Figure content listings:
---

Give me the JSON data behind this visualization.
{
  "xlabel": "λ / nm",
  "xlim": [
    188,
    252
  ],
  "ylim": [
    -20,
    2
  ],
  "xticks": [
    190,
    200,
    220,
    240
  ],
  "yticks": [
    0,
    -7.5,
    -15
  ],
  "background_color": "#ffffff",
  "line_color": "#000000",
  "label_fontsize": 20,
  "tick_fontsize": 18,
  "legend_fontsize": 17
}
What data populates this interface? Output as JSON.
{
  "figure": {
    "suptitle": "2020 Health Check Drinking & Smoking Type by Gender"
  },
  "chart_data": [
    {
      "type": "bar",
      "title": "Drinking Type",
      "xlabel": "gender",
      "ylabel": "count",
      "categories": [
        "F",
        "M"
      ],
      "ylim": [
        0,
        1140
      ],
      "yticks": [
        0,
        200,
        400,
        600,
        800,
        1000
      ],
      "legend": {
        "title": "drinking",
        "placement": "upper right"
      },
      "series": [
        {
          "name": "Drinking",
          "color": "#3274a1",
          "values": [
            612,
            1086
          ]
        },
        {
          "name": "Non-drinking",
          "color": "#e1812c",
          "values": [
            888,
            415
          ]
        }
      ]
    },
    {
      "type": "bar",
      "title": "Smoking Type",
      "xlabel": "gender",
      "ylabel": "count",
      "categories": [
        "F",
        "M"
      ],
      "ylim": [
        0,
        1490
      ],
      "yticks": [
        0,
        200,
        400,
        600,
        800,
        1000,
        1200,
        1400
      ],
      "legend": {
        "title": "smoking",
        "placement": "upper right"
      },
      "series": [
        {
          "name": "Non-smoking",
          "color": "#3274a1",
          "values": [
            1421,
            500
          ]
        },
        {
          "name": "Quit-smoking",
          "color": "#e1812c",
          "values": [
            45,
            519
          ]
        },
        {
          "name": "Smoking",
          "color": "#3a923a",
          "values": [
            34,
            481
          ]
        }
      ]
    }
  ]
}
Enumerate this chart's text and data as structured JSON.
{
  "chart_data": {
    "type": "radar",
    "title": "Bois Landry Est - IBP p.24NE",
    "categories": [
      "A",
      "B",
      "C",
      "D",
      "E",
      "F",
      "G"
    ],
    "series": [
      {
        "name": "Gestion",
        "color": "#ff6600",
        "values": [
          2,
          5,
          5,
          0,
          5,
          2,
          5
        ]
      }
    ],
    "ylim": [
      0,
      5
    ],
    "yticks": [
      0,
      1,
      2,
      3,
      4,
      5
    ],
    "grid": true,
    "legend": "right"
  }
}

---

Task statement: Locate "Enumerate this chart's" in the material, then quote the line that contains it and all lines after it through the final one.

Reply to the task:
Enumerate this chart's text and data as structured JSON.
{
  "chart_data": {
    "type": "radar",
    "title": "Bois Landry Est - IBP p.24NE",
    "categories": [
      "A",
      "B",
      "C",
      "D",
      "E",
      "F",
      "G"
    ],
    "series": [
      {
        "name": "Gestion",
        "color": "#ff6600",
        "values": [
          2,
          5,
          5,
          0,
          5,
          2,
          5
        ]
      }
    ],
    "ylim": [
      0,
      5
    ],
    "yticks": [
      0,
      1,
      2,
      3,
      4,
      5
    ],
    "grid": true,
    "legend": "right"
  }
}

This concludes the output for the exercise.